Over time, some of those in favor of the legality of mutʿa began to interpret the concept too liberally, concluding that a mutʿa contract could be for any length of time, even for an hour or two, and solely for a monetary payment. Such conditions would naturally compromise the marital nature of the institution, potentially reducing it in some instances to a mere exchange of sex for money, the legal definition for prostitution. This is an erroneous understanding that is regarded as corrupt and strongly condemned in reports from Jaʿfar al-Ṣādiq as in the following examples:

A man asked Jaʿfar b. Muḥammad about mutʿa marriage. He said, ‘Describe it to me.’ He said, ‘A man meets a woman and says, “I wed you with this dirham or two dirhams, for one encounter, a day, or two.”’ He said, ‘This is fornication.’[14]

Professor Modarressi then goes on to discuss the theological background of the disagreement over mutʿa.

* Information given *
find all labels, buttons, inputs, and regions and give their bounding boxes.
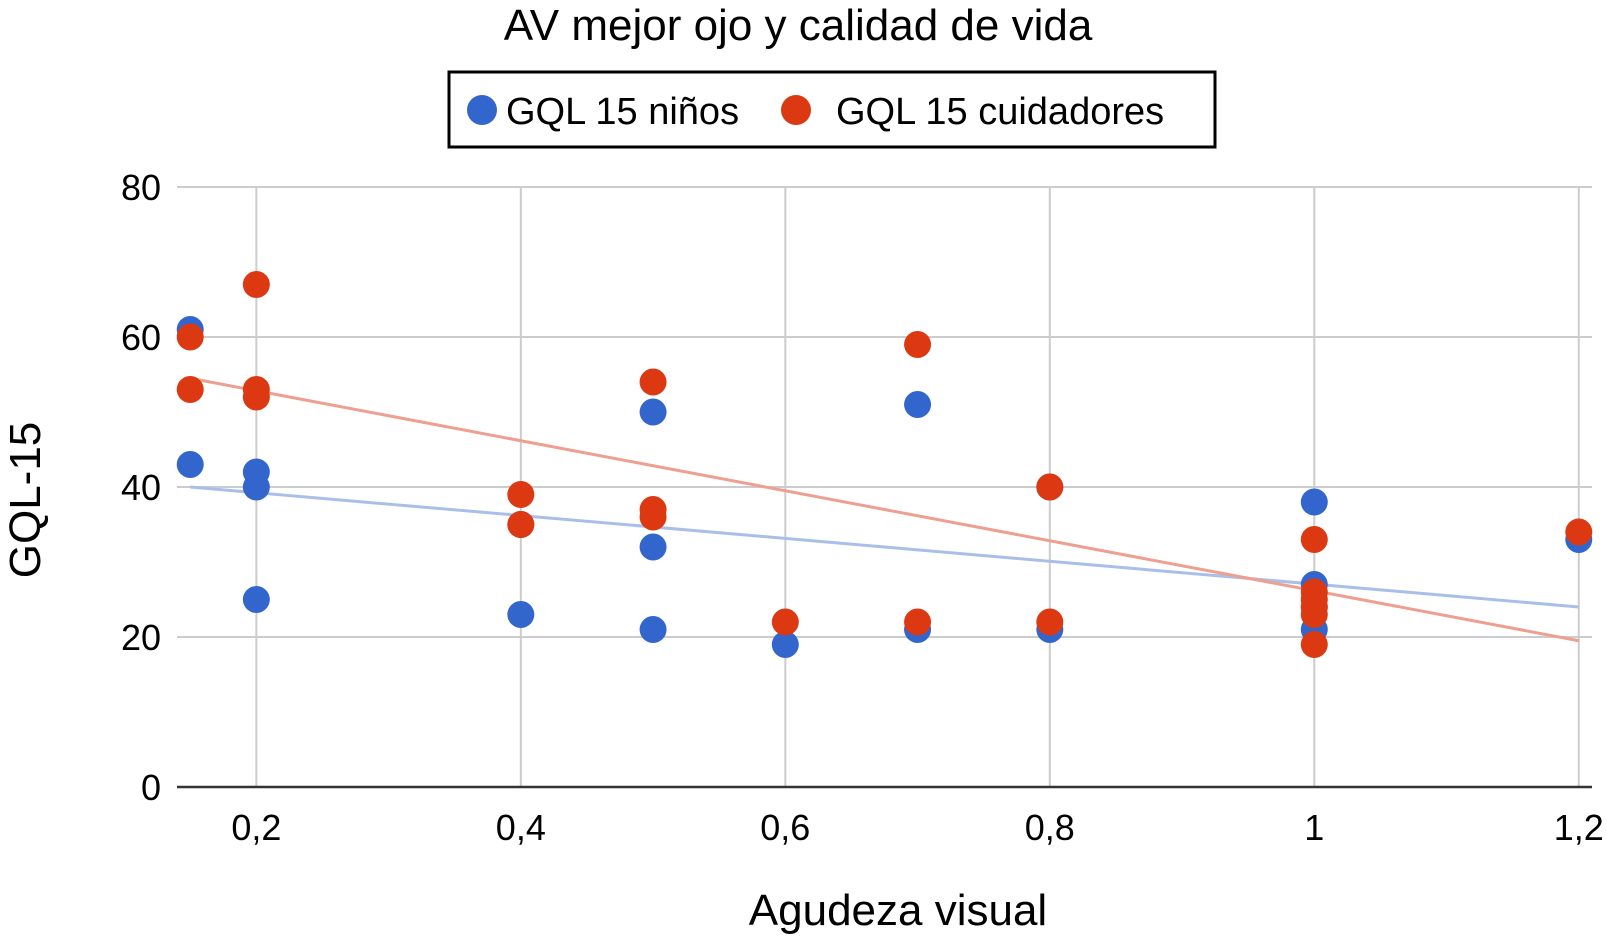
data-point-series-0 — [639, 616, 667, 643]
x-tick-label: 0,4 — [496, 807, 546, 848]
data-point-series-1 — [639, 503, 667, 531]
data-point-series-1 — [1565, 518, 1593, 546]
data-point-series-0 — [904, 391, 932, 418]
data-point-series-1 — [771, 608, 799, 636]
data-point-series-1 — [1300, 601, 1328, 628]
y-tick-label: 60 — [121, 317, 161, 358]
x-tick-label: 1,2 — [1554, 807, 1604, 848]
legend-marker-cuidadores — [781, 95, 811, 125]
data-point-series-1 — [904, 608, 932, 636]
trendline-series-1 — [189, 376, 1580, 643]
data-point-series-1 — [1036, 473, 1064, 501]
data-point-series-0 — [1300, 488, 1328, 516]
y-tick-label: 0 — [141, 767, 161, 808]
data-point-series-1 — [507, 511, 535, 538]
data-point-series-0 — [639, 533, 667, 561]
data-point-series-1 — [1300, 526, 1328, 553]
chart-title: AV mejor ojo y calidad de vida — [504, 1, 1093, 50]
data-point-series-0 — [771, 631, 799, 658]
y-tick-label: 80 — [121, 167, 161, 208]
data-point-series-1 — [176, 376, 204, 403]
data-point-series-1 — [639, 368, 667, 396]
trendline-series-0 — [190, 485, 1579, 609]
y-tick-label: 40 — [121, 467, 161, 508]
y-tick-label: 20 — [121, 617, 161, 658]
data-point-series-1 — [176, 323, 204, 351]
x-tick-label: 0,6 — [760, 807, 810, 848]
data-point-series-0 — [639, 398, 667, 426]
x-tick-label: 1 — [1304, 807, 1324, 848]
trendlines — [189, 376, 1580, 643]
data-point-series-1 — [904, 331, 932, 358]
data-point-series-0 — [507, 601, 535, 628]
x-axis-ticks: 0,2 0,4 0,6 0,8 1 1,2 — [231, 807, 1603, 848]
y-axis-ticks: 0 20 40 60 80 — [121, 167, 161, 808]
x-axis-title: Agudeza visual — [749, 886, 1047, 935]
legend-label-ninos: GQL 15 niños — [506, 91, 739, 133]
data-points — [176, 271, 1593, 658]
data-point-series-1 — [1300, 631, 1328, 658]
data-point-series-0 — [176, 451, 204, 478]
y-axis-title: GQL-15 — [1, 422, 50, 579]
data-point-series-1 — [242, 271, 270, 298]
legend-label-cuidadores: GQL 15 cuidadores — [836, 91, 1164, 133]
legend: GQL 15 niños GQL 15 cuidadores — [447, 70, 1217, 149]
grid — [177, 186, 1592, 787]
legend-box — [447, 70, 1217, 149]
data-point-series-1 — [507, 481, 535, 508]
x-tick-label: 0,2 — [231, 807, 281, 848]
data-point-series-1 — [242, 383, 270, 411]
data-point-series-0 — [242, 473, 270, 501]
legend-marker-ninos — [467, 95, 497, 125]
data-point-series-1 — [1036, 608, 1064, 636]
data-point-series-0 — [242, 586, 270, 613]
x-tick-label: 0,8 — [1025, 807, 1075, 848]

---

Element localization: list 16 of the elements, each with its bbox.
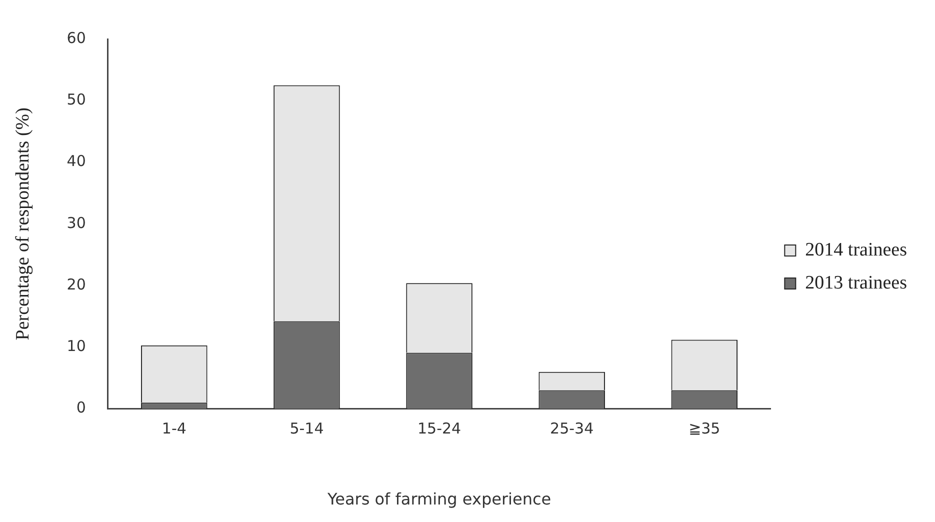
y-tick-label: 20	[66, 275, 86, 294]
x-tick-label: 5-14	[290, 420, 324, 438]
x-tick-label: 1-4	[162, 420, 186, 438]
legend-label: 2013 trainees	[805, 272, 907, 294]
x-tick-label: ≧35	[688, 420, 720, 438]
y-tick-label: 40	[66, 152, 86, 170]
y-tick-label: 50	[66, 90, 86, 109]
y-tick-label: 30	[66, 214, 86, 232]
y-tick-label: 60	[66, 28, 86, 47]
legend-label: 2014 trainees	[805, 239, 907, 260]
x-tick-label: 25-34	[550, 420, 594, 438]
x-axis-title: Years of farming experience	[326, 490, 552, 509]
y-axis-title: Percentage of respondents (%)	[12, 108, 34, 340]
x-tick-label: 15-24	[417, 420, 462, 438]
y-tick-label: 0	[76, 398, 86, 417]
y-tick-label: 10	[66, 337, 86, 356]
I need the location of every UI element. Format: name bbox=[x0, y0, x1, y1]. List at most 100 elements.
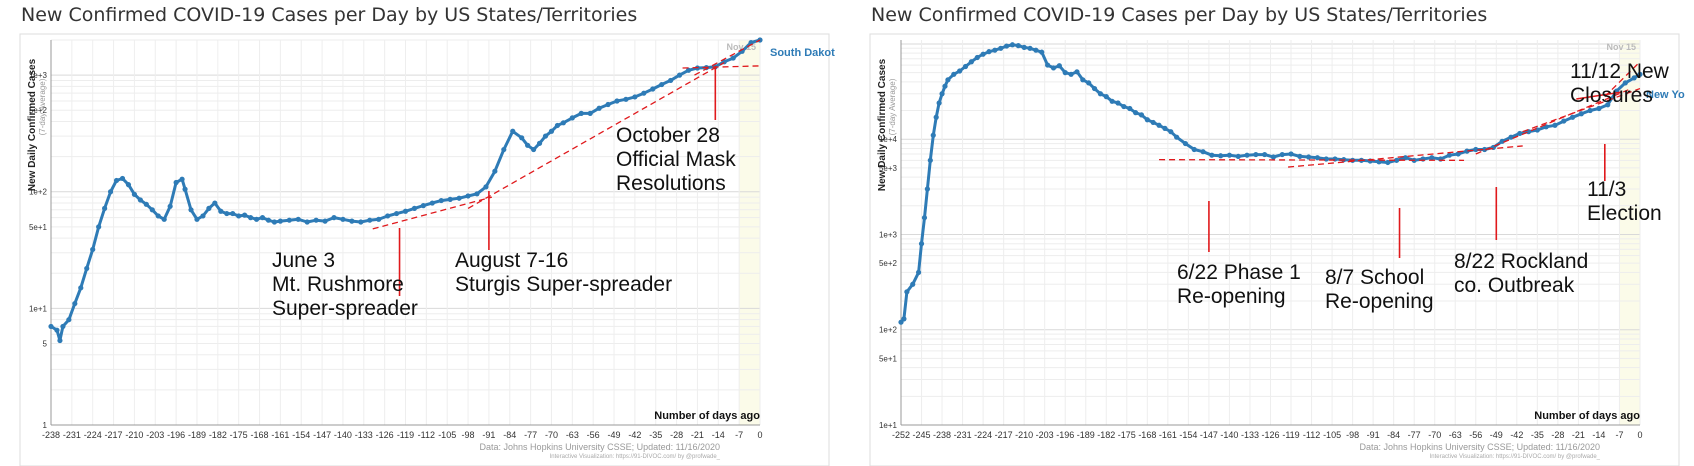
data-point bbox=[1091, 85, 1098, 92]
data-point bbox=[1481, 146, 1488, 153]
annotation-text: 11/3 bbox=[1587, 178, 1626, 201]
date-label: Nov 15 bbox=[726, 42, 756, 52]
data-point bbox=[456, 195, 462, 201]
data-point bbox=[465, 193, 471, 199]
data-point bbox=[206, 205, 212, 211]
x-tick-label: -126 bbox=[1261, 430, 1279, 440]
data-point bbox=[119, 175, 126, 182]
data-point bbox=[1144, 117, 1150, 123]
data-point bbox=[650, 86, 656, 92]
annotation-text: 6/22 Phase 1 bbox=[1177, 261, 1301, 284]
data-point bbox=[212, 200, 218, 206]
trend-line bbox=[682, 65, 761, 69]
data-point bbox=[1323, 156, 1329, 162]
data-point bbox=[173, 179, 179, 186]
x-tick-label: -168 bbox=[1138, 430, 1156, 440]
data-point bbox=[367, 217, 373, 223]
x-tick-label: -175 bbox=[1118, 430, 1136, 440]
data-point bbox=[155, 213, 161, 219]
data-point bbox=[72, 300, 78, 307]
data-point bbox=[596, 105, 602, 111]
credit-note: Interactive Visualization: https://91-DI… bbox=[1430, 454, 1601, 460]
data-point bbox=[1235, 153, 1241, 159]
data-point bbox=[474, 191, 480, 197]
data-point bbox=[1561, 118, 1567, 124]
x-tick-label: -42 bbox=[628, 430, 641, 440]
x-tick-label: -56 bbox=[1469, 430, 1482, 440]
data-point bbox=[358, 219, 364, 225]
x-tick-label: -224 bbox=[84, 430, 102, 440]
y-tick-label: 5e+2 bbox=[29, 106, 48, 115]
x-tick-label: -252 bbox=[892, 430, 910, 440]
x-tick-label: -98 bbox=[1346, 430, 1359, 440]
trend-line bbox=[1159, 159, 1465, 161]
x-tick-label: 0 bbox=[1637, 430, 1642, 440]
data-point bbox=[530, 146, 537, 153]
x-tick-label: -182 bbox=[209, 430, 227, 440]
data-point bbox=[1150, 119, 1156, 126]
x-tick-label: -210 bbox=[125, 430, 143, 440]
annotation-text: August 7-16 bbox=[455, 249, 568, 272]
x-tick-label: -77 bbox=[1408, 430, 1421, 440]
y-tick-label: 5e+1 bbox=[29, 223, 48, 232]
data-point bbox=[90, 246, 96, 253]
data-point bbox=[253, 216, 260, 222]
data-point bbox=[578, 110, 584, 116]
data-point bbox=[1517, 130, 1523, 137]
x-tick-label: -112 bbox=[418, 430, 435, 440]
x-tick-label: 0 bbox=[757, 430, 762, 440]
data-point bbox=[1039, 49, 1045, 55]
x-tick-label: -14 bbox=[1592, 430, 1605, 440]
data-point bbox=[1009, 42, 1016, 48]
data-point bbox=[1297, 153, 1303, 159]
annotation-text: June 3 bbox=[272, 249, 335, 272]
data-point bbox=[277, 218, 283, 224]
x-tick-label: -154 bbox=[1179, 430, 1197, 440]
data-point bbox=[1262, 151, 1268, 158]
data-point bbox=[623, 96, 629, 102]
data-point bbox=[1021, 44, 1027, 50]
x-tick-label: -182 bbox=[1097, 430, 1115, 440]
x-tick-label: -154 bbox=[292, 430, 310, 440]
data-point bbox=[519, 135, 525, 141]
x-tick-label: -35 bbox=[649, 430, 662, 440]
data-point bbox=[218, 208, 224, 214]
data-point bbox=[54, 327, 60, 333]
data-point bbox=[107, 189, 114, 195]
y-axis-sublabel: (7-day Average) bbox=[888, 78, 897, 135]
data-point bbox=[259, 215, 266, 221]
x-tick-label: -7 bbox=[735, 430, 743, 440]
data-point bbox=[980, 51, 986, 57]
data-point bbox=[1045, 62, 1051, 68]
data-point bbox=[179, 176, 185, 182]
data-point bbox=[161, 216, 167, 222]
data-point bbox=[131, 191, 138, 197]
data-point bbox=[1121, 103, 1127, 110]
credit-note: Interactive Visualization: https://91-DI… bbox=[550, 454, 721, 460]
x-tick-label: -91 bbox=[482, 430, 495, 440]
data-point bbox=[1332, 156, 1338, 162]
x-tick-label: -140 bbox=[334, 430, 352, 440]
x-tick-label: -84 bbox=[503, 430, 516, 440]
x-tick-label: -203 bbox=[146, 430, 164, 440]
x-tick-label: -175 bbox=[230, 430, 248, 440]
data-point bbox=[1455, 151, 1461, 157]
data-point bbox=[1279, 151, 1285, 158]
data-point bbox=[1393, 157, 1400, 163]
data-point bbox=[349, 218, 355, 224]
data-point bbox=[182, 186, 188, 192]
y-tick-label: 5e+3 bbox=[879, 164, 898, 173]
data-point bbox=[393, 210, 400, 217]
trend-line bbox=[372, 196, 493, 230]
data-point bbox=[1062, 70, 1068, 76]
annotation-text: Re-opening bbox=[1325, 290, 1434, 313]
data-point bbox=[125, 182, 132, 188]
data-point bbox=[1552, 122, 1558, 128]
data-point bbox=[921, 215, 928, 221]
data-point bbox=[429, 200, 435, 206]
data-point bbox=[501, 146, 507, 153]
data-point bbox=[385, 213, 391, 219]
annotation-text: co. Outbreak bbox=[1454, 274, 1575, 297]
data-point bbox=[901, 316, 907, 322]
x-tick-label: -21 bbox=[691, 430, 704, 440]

* Tasks for this exercise *
- A) Answer from the passage on mutʿa:
(i) According to the passage, what legal definition could some mutʿa contracts be reduced to?
(ii) In the report, what did Jaʿfar b. Muḥammad call the arrangement the man described?
(iii) What does Professor Modarressi go on to discuss?
- B) Please reproduce the part of the passage on mutʿa that opens with the words containing "A man asked" and closes with "disagreement over mutʿa.".
Work only from the passage on mutʿa, not from the records.

* Responses for each task *
- A)
(i) Prostitution, a mere exchange of sex for money.
(ii) Fornication.
(iii) The theological background of the disagreement over mutʿa.

- B)
A man asked Jaʿfar b. Muḥammad about mutʿa marriage. He said, ‘Describe it to me.’ He said, ‘A man meets a woman and says, “I wed you with this dirham or two dirhams, for one encounter, a day, or two.”’ He said, ‘This is fornication.’[14]

Professor Modarressi then goes on to discuss the theological background of the disagreement over mutʿa.